[START OF STORED RECORDS]

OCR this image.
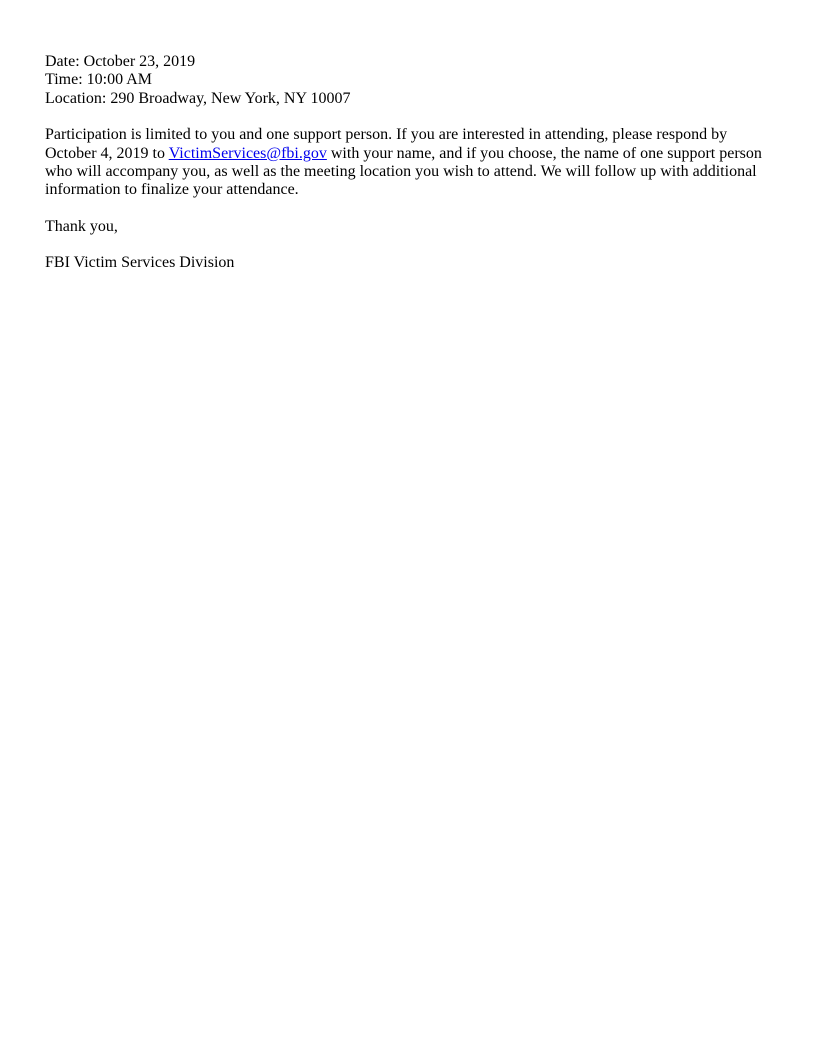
Date: October 23, 2019
Time: 10:00 AM
Location: 290 Broadway, New York, NY 10007

Participation is limited to you and one support person. If you are interested in attending, please respond by October 4, 2019 to VictimServices@fbi.gov with your name, and if you choose, the name of one support person who will accompany you, as well as the meeting location you wish to attend. We will follow up with additional information to finalize your attendance.

Thank you,

FBI Victim Services Division
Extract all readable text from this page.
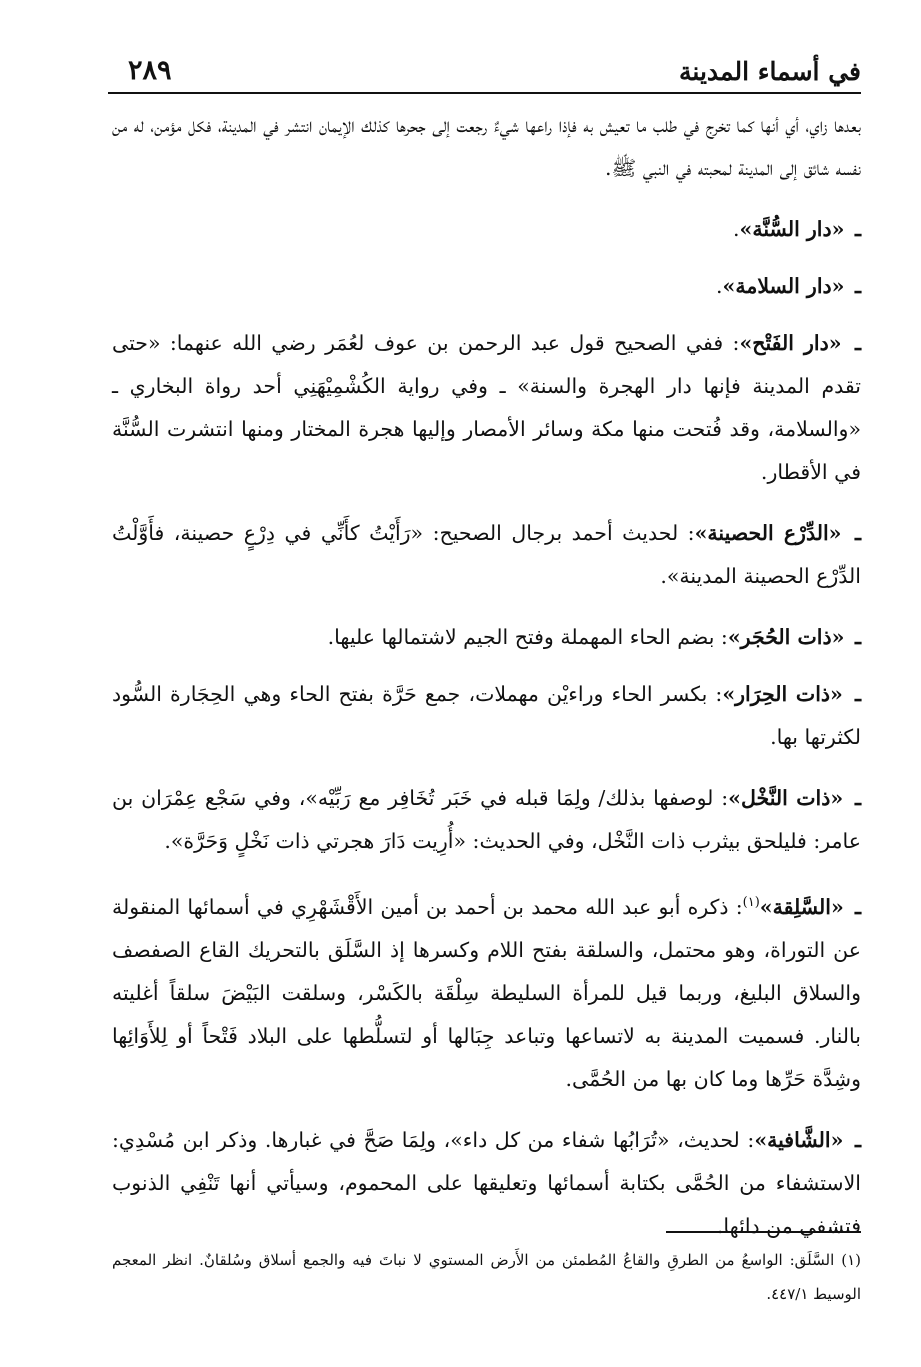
في أسماء المدينة
٢٨٩

بعدها زاي، أي أنها كما تخرج في طلب ما تعيش به فإذا راعها شيءٌ رجعت إلى جحرها كذلك الإيمان انتشر في المدينة، فكل مؤمن، له من نفسه شائق إلى المدينة لمحبته في النبي ﷺ.

ـ «دار السُّنَّة».

ـ «دار السلامة».

ـ «دار الفَتْح»: ففي الصحيح قول عبد الرحمن بن عوف لعُمَر رضي الله عنهما: «حتى تقدم المدينة فإنها دار الهجرة والسنة» ـ وفي رواية الكُشْمِيْهَنِي أحد رواة البخاري ـ «والسلامة، وقد فُتحت منها مكة وسائر الأمصار وإليها هجرة المختار ومنها انتشرت السُّنَّة في الأقطار.

ـ «الدِّرْع الحصينة»: لحديث أحمد برجال الصحيح: «رَأَيْتُ كأَنِّي في دِرْعٍ حصينة، فأَوَّلْتُ الدِّرْع الحصينة المدينة».

ـ «ذات الحُجَر»: بضم الحاء المهملة وفتح الجيم لاشتمالها عليها.

ـ «ذات الحِرَار»: بكسر الحاء وراءيْن مهملات، جمع حَرَّة بفتح الحاء وهي الحِجَارة السُّود لكثرتها بها.

ـ «ذات النَّخْل»: لوصفها بذلك/ ولِمَا قبله في خَبَر تُخَافِر مع رَبِّيْه»، وفي سَجْع عِمْرَان بن عامر: فليلحق بيثرب ذات النَّخْل، وفي الحديث: «أُرِيت دَارَ هجرتي ذات نَخْلٍ وَحَرَّة».

ـ «السَّلِقة»$^{(١)}$: ذكره أبو عبد الله محمد بن أحمد بن أمين الأَقْشَهْرِي في أسمائها المنقولة عن التوراة، وهو محتمل، والسلقة بفتح اللام وكسرها إذ السَّلَق بالتحريك القاع الصفصف والسلاق البليغ، وربما قيل للمرأة السليطة سِلْقَة بالكَسْر، وسلقت البَيْضَ سلقاً أغليته بالنار. فسميت المدينة به لاتساعها وتباعد جِبَالها أو لتسلُّطها على البلاد فَتْحاً أو لِلأَوَائِها وشِدَّة حَرِّها وما كان بها من الحُمَّى.

ـ «الشَّافية»: لحديث، «تُرَابُها شفاء من كل داء»، ولِمَا صَحَّ في غبارها. وذكر ابن مُسْدِي: الاستشفاء من الحُمَّى بكتابة أسمائها وتعليقها على المحموم، وسيأتي أنها تَنْفِي الذنوب فتشفي من دائها.

(١) السَّلَق: الواسعُ من الطرقِ والقاعُ المُطمئن من الأَرض المستوي لا نباتَ فيه والجمع أسلاق وسُلقانٌ. انظر المعجم الوسيط ٤٤٧/١.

[END OF STORED RECORDS]

TASK TO COMPLETE
Which lines contain the word "this"? Return each of them.

FINISHED TASK
OCR this image.
Extract all readable text from this page.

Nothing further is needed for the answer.